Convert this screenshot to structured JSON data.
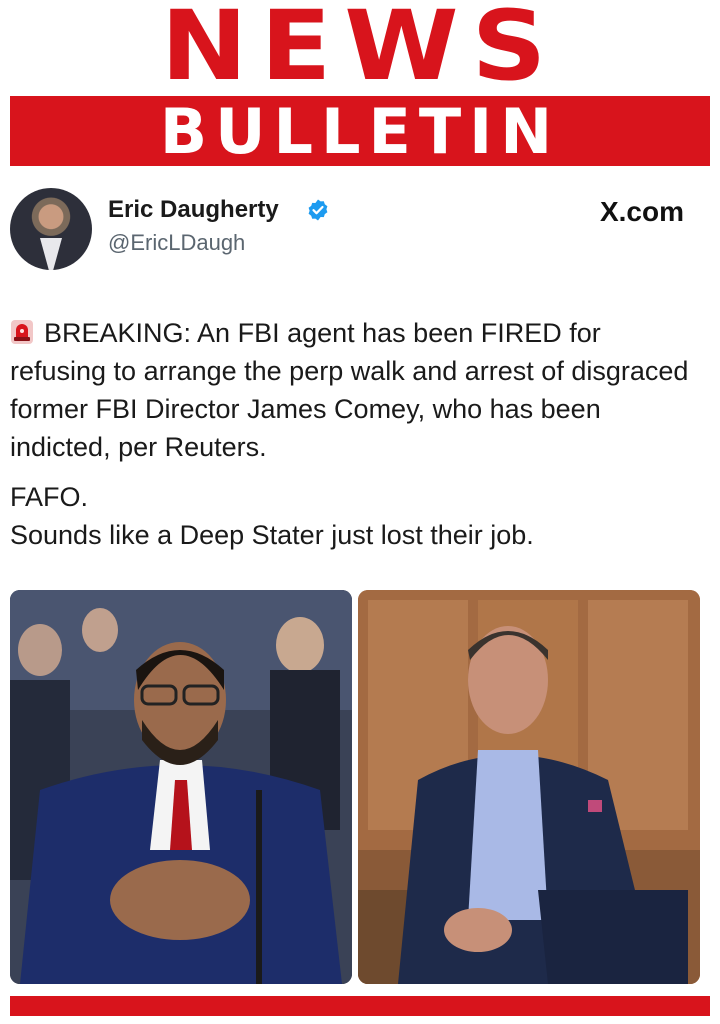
{
  "masthead": {
    "title": "NEWS",
    "subtitle": "BULLETIN"
  },
  "post": {
    "author_name": "Eric Daugherty",
    "author_handle": "@EricLDaugh",
    "source": "X.com",
    "verified": true,
    "paragraph1": "BREAKING: An FBI agent has been FIRED for refusing to arrange the perp walk and arrest of disgraced former FBI Director James Comey, who has been indicted, per Reuters.",
    "paragraph2_line1": "FAFO.",
    "paragraph2_line2": "Sounds like a Deep Stater just lost their job."
  },
  "icons": {
    "siren": "rotating-light-icon",
    "verified": "verified-badge-icon"
  },
  "colors": {
    "brand_red": "#d8141c",
    "verified_blue": "#1d9bf0",
    "handle_gray": "#5b6670"
  }
}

☆ ☆ ☆ ☆ ☆ ☆ ☆

Send back the data above word for word, with the pictures left out.

> [EXERCISE OUTPUT]
Convert this screenshot to structured JSON data.
{
  "masthead": {
    "title": "NEWS",
    "subtitle": "BULLETIN"
  },
  "post": {
    "author_name": "Eric Daugherty",
    "author_handle": "@EricLDaugh",
    "source": "X.com",
    "verified": true,
    "paragraph1": "BREAKING: An FBI agent has been FIRED for refusing to arrange the perp walk and arrest of disgraced former FBI Director James Comey, who has been indicted, per Reuters.",
    "paragraph2_line1": "FAFO.",
    "paragraph2_line2": "Sounds like a Deep Stater just lost their job."
  },
  "icons": {
    "siren": "rotating-light-icon",
    "verified": "verified-badge-icon"
  },
  "colors": {
    "brand_red": "#d8141c",
    "verified_blue": "#1d9bf0",
    "handle_gray": "#5b6670"
  }
}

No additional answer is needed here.